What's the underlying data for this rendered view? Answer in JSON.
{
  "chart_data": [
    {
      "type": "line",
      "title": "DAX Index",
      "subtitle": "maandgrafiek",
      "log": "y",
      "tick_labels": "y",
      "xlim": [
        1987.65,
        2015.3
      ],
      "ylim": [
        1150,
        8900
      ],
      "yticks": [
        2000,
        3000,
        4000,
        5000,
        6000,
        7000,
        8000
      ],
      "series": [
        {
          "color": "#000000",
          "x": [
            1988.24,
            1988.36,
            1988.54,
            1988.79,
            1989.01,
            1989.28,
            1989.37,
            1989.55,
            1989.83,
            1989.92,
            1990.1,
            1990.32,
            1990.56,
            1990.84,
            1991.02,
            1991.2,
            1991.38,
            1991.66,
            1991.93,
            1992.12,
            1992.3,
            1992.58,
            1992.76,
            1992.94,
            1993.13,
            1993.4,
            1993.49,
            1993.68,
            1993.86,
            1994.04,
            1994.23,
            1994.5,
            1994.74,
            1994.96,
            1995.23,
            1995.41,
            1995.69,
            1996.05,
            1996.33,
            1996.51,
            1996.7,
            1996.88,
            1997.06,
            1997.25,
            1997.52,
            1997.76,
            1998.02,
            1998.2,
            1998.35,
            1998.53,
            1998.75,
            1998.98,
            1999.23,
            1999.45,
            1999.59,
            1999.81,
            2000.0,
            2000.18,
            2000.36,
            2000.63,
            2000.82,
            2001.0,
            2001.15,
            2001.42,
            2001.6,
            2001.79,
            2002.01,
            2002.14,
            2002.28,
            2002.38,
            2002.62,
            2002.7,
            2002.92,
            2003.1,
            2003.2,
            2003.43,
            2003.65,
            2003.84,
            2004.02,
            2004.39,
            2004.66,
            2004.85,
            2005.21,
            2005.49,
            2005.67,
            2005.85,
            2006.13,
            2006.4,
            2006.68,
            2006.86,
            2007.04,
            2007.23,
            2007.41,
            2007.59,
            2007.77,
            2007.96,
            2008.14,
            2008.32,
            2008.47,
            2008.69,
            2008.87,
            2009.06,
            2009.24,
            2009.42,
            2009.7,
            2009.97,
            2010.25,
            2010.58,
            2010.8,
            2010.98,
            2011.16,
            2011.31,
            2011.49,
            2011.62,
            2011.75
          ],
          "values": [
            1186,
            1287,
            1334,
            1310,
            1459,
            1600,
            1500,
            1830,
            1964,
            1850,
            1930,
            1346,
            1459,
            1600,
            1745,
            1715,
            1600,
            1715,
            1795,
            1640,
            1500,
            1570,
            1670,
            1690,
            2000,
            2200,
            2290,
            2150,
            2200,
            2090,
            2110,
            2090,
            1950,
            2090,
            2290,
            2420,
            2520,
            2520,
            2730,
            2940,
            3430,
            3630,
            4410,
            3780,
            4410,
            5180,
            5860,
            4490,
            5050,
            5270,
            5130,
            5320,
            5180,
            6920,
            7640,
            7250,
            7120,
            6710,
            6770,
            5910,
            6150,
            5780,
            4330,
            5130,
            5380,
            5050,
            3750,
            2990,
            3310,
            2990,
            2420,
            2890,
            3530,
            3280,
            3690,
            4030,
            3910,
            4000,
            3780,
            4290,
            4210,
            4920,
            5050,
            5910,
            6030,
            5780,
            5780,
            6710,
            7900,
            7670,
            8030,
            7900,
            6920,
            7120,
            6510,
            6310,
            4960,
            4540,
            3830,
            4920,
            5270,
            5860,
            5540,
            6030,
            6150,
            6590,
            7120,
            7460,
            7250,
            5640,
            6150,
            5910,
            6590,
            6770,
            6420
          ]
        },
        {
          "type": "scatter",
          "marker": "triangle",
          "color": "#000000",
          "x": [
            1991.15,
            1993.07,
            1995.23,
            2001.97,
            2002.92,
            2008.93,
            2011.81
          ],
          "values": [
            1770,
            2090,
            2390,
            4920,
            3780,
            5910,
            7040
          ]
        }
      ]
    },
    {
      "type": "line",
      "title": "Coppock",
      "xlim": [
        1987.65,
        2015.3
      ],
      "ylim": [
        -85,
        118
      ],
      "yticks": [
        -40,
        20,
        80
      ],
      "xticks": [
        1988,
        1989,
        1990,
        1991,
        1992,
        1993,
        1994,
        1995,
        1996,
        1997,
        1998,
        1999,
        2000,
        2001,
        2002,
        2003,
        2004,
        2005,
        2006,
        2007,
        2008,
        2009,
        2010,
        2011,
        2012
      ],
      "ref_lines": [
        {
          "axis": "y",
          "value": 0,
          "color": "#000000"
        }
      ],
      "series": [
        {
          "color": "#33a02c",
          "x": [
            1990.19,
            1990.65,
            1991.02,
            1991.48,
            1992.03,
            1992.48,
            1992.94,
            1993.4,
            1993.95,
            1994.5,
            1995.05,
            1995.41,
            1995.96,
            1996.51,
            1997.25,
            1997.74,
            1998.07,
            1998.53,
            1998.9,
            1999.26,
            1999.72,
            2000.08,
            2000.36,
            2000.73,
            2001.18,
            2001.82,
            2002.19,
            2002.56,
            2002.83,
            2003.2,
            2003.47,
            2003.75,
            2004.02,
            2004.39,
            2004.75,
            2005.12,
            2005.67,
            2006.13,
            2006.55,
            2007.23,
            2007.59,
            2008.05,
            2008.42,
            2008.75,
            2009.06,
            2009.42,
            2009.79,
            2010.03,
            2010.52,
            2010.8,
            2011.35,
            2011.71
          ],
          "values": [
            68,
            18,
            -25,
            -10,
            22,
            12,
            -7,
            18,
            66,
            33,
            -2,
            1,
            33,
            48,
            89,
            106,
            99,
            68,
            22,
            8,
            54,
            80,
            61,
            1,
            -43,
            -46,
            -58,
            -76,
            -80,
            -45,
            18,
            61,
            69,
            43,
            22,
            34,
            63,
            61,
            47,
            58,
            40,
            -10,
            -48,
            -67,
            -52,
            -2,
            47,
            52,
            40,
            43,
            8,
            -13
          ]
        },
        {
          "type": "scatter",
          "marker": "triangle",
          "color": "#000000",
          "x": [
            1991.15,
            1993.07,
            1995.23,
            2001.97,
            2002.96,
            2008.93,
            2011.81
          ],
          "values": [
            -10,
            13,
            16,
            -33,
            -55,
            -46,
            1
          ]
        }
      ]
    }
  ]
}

• What the task requires
Write out every line from the records above, word for word.

• Output
What's the underlying data for this rendered view? Answer in JSON.
{
  "chart_data": [
    {
      "type": "line",
      "title": "DAX Index",
      "subtitle": "maandgrafiek",
      "log": "y",
      "tick_labels": "y",
      "xlim": [
        1987.65,
        2015.3
      ],
      "ylim": [
        1150,
        8900
      ],
      "yticks": [
        2000,
        3000,
        4000,
        5000,
        6000,
        7000,
        8000
      ],
      "series": [
        {
          "color": "#000000",
          "x": [
            1988.24,
            1988.36,
            1988.54,
            1988.79,
            1989.01,
            1989.28,
            1989.37,
            1989.55,
            1989.83,
            1989.92,
            1990.1,
            1990.32,
            1990.56,
            1990.84,
            1991.02,
            1991.2,
            1991.38,
            1991.66,
            1991.93,
            1992.12,
            1992.3,
            1992.58,
            1992.76,
            1992.94,
            1993.13,
            1993.4,
            1993.49,
            1993.68,
            1993.86,
            1994.04,
            1994.23,
            1994.5,
            1994.74,
            1994.96,
            1995.23,
            1995.41,
            1995.69,
            1996.05,
            1996.33,
            1996.51,
            1996.7,
            1996.88,
            1997.06,
            1997.25,
            1997.52,
            1997.76,
            1998.02,
            1998.2,
            1998.35,
            1998.53,
            1998.75,
            1998.98,
            1999.23,
            1999.45,
            1999.59,
            1999.81,
            2000.0,
            2000.18,
            2000.36,
            2000.63,
            2000.82,
            2001.0,
            2001.15,
            2001.42,
            2001.6,
            2001.79,
            2002.01,
            2002.14,
            2002.28,
            2002.38,
            2002.62,
            2002.7,
            2002.92,
            2003.1,
            2003.2,
            2003.43,
            2003.65,
            2003.84,
            2004.02,
            2004.39,
            2004.66,
            2004.85,
            2005.21,
            2005.49,
            2005.67,
            2005.85,
            2006.13,
            2006.4,
            2006.68,
            2006.86,
            2007.04,
            2007.23,
            2007.41,
            2007.59,
            2007.77,
            2007.96,
            2008.14,
            2008.32,
            2008.47,
            2008.69,
            2008.87,
            2009.06,
            2009.24,
            2009.42,
            2009.7,
            2009.97,
            2010.25,
            2010.58,
            2010.8,
            2010.98,
            2011.16,
            2011.31,
            2011.49,
            2011.62,
            2011.75
          ],
          "values": [
            1186,
            1287,
            1334,
            1310,
            1459,
            1600,
            1500,
            1830,
            1964,
            1850,
            1930,
            1346,
            1459,
            1600,
            1745,
            1715,
            1600,
            1715,
            1795,
            1640,
            1500,
            1570,
            1670,
            1690,
            2000,
            2200,
            2290,
            2150,
            2200,
            2090,
            2110,
            2090,
            1950,
            2090,
            2290,
            2420,
            2520,
            2520,
            2730,
            2940,
            3430,
            3630,
            4410,
            3780,
            4410,
            5180,
            5860,
            4490,
            5050,
            5270,
            5130,
            5320,
            5180,
            6920,
            7640,
            7250,
            7120,
            6710,
            6770,
            5910,
            6150,
            5780,
            4330,
            5130,
            5380,
            5050,
            3750,
            2990,
            3310,
            2990,
            2420,
            2890,
            3530,
            3280,
            3690,
            4030,
            3910,
            4000,
            3780,
            4290,
            4210,
            4920,
            5050,
            5910,
            6030,
            5780,
            5780,
            6710,
            7900,
            7670,
            8030,
            7900,
            6920,
            7120,
            6510,
            6310,
            4960,
            4540,
            3830,
            4920,
            5270,
            5860,
            5540,
            6030,
            6150,
            6590,
            7120,
            7460,
            7250,
            5640,
            6150,
            5910,
            6590,
            6770,
            6420
          ]
        },
        {
          "type": "scatter",
          "marker": "triangle",
          "color": "#000000",
          "x": [
            1991.15,
            1993.07,
            1995.23,
            2001.97,
            2002.92,
            2008.93,
            2011.81
          ],
          "values": [
            1770,
            2090,
            2390,
            4920,
            3780,
            5910,
            7040
          ]
        }
      ]
    },
    {
      "type": "line",
      "title": "Coppock",
      "xlim": [
        1987.65,
        2015.3
      ],
      "ylim": [
        -85,
        118
      ],
      "yticks": [
        -40,
        20,
        80
      ],
      "xticks": [
        1988,
        1989,
        1990,
        1991,
        1992,
        1993,
        1994,
        1995,
        1996,
        1997,
        1998,
        1999,
        2000,
        2001,
        2002,
        2003,
        2004,
        2005,
        2006,
        2007,
        2008,
        2009,
        2010,
        2011,
        2012
      ],
      "ref_lines": [
        {
          "axis": "y",
          "value": 0,
          "color": "#000000"
        }
      ],
      "series": [
        {
          "color": "#33a02c",
          "x": [
            1990.19,
            1990.65,
            1991.02,
            1991.48,
            1992.03,
            1992.48,
            1992.94,
            1993.4,
            1993.95,
            1994.5,
            1995.05,
            1995.41,
            1995.96,
            1996.51,
            1997.25,
            1997.74,
            1998.07,
            1998.53,
            1998.9,
            1999.26,
            1999.72,
            2000.08,
            2000.36,
            2000.73,
            2001.18,
            2001.82,
            2002.19,
            2002.56,
            2002.83,
            2003.2,
            2003.47,
            2003.75,
            2004.02,
            2004.39,
            2004.75,
            2005.12,
            2005.67,
            2006.13,
            2006.55,
            2007.23,
            2007.59,
            2008.05,
            2008.42,
            2008.75,
            2009.06,
            2009.42,
            2009.79,
            2010.03,
            2010.52,
            2010.8,
            2011.35,
            2011.71
          ],
          "values": [
            68,
            18,
            -25,
            -10,
            22,
            12,
            -7,
            18,
            66,
            33,
            -2,
            1,
            33,
            48,
            89,
            106,
            99,
            68,
            22,
            8,
            54,
            80,
            61,
            1,
            -43,
            -46,
            -58,
            -76,
            -80,
            -45,
            18,
            61,
            69,
            43,
            22,
            34,
            63,
            61,
            47,
            58,
            40,
            -10,
            -48,
            -67,
            -52,
            -2,
            47,
            52,
            40,
            43,
            8,
            -13
          ]
        },
        {
          "type": "scatter",
          "marker": "triangle",
          "color": "#000000",
          "x": [
            1991.15,
            1993.07,
            1995.23,
            2001.97,
            2002.96,
            2008.93,
            2011.81
          ],
          "values": [
            -10,
            13,
            16,
            -33,
            -55,
            -46,
            1
          ]
        }
      ]
    }
  ]
}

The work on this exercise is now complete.